Exercise prompt
Copy out the lines between the one holding "- bar-segment: [829, 140, 899, 234]" and the one holding "- data-label: 31.7%: [1063, 362, 1139, 390]", inclusive, and nothing else.

[Element placement data]

▬▬▬▬▬▬

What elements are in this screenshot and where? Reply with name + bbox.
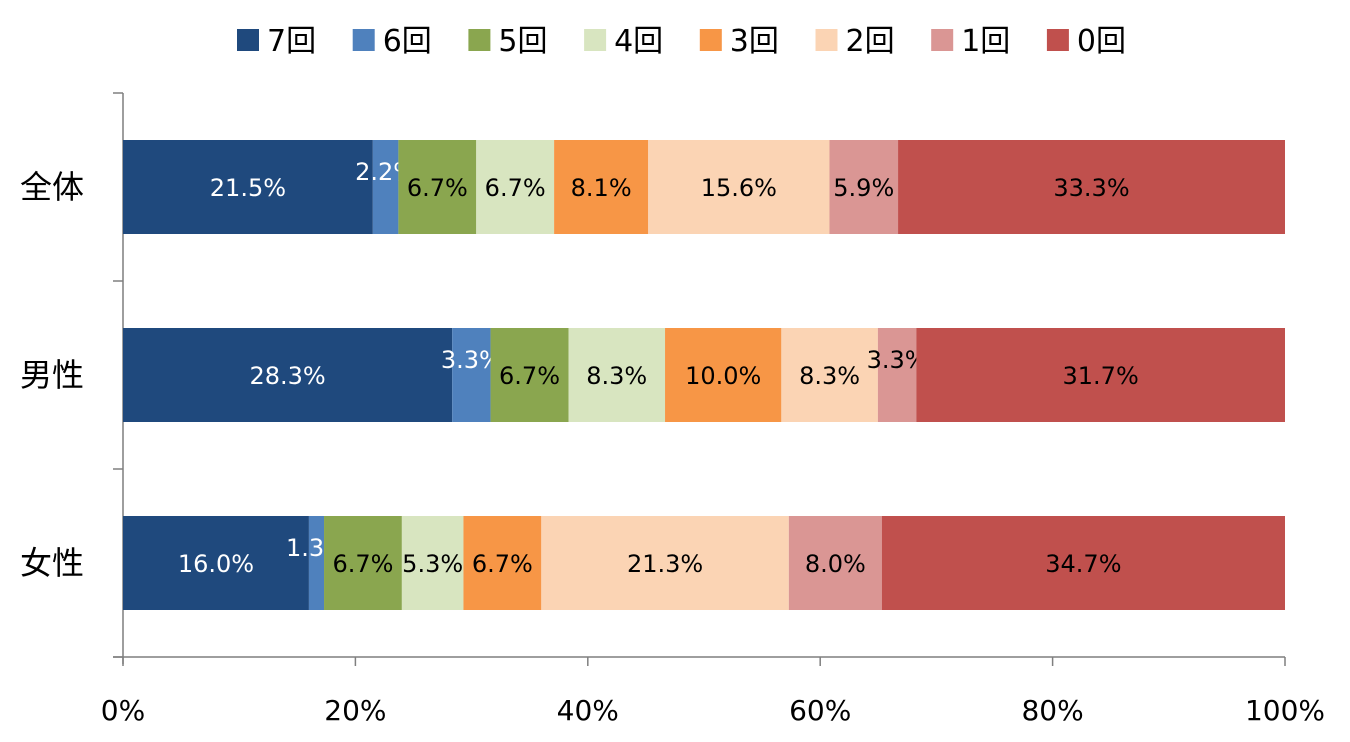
- bar-segment: [829, 140, 899, 234]
- bar-segment: [123, 328, 453, 422]
- legend-swatch: [931, 29, 954, 51]
- data-label: 8.1%: [571, 174, 632, 202]
- legend-item: 4回: [584, 24, 663, 59]
- legend-swatch: [1046, 29, 1069, 51]
- data-label: 34.7%: [1045, 550, 1121, 578]
- bar-segment: [490, 328, 569, 422]
- bar-segment: [123, 140, 373, 234]
- data-label: 5.3%: [402, 550, 463, 578]
- data-label: 31.7%: [1063, 362, 1139, 390]
- legend-swatch: [468, 29, 491, 51]
- legend-label: 4回: [614, 24, 663, 59]
- legend-item: 2回: [815, 24, 895, 59]
- x-tick-label: 0%: [101, 694, 145, 727]
- bar-row: 21.5%2.2%6.7% 6.7% 8.1% 15.6% 5.9% 33.3%: [123, 140, 1285, 234]
- bar-segment: [788, 516, 882, 610]
- legend-item: 1回: [931, 24, 1010, 59]
- x-tick-labels: 0% 20% 40% 60% 80% 100%: [101, 694, 1325, 727]
- legend-label: 6回: [383, 24, 432, 59]
- x-tick-label: 40%: [557, 694, 619, 727]
- bar-segment: [476, 140, 555, 234]
- bar-row: 28.3%3.3%6.7% 8.3% 10.0% 8.3%3.3%31.7%: [123, 328, 1285, 422]
- data-label: 6.7%: [499, 362, 560, 390]
- bar-segment: [648, 140, 830, 234]
- category-label: 女性: [20, 544, 84, 582]
- legend-label: 7回: [267, 24, 316, 59]
- data-label: 21.3%: [627, 550, 703, 578]
- category-label: 全体: [20, 168, 84, 206]
- data-label: 5.9%: [833, 174, 894, 202]
- bar-segment: [372, 140, 399, 234]
- data-label: 8.0%: [805, 550, 866, 578]
- bar-segment: [898, 140, 1285, 234]
- legend-swatch: [584, 29, 607, 51]
- bar-segment: [452, 328, 491, 422]
- bar-segment: [541, 516, 789, 610]
- data-label: 21.5%: [210, 174, 286, 202]
- legend-swatch: [699, 29, 722, 51]
- legend-label: 1回: [961, 24, 1010, 59]
- data-label: 6.7%: [407, 174, 468, 202]
- data-label: 15.6%: [701, 174, 777, 202]
- data-label: 6.7%: [485, 174, 546, 202]
- legend-item: 3回: [699, 24, 779, 59]
- legend: 7回 6回 5回 4回 3回 2回 1回 0回: [237, 24, 1126, 59]
- legend-label: 0回: [1077, 24, 1126, 59]
- bar-segment: [123, 516, 309, 610]
- bar-segment: [308, 516, 325, 610]
- data-label: 28.3%: [249, 362, 325, 390]
- bar-segment: [781, 328, 878, 422]
- legend-item: 7回: [237, 24, 316, 59]
- bar-segment: [401, 516, 464, 610]
- bar-segment: [463, 516, 542, 610]
- bar-segment: [568, 328, 666, 422]
- data-label: 8.3%: [586, 362, 647, 390]
- x-tick-label: 80%: [1021, 694, 1083, 727]
- legend-item: 5回: [468, 24, 547, 59]
- legend-label: 2回: [846, 24, 895, 59]
- x-tick-label: 100%: [1245, 694, 1325, 727]
- legend-swatch: [352, 29, 375, 51]
- bar-segment: [916, 328, 1285, 422]
- legend-label: 5回: [498, 24, 547, 59]
- bars: 21.5%2.2%6.7% 6.7% 8.1% 15.6% 5.9% 33.3%28.3%…: [123, 140, 1285, 610]
- data-label: 16.0%: [178, 550, 254, 578]
- data-label: 6.7%: [332, 550, 393, 578]
- data-label: 10.0%: [685, 362, 761, 390]
- bar-segment: [881, 516, 1285, 610]
- bar-segment: [877, 328, 917, 422]
- x-tick-label: 20%: [324, 694, 386, 727]
- category-label: 男性: [20, 356, 84, 394]
- legend-item: 0回: [1046, 24, 1126, 59]
- bar-segment: [665, 328, 782, 422]
- legend-label: 3回: [730, 24, 779, 59]
- data-label: 6.7%: [472, 550, 533, 578]
- data-label: 8.3%: [799, 362, 860, 390]
- data-label: 33.3%: [1053, 174, 1129, 202]
- bar-row: 16.0%1.3%6.7% 5.3% 6.7% 21.3% 8.0% 34.7%: [123, 516, 1285, 610]
- legend-item: 6回: [352, 24, 432, 59]
- legend-swatch: [237, 29, 259, 51]
- legend-swatch: [815, 29, 838, 51]
- bar-segment: [554, 140, 649, 234]
- bar-segment: [324, 516, 402, 610]
- x-tick-label: 60%: [789, 694, 851, 727]
- bar-segment: [398, 140, 477, 234]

▬▬▬▬▬▬

Response to this exercise
- bar-segment: [829, 140, 899, 234]
- bar-segment: [123, 328, 453, 422]
- legend-swatch: [931, 29, 954, 51]
- data-label: 8.1%: [571, 174, 632, 202]
- legend-item: 4回: [584, 24, 663, 59]
- legend-swatch: [1046, 29, 1069, 51]
- data-label: 34.7%: [1045, 550, 1121, 578]
- bar-segment: [490, 328, 569, 422]
- bar-segment: [123, 140, 373, 234]
- data-label: 5.3%: [402, 550, 463, 578]
- data-label: 31.7%: [1063, 362, 1139, 390]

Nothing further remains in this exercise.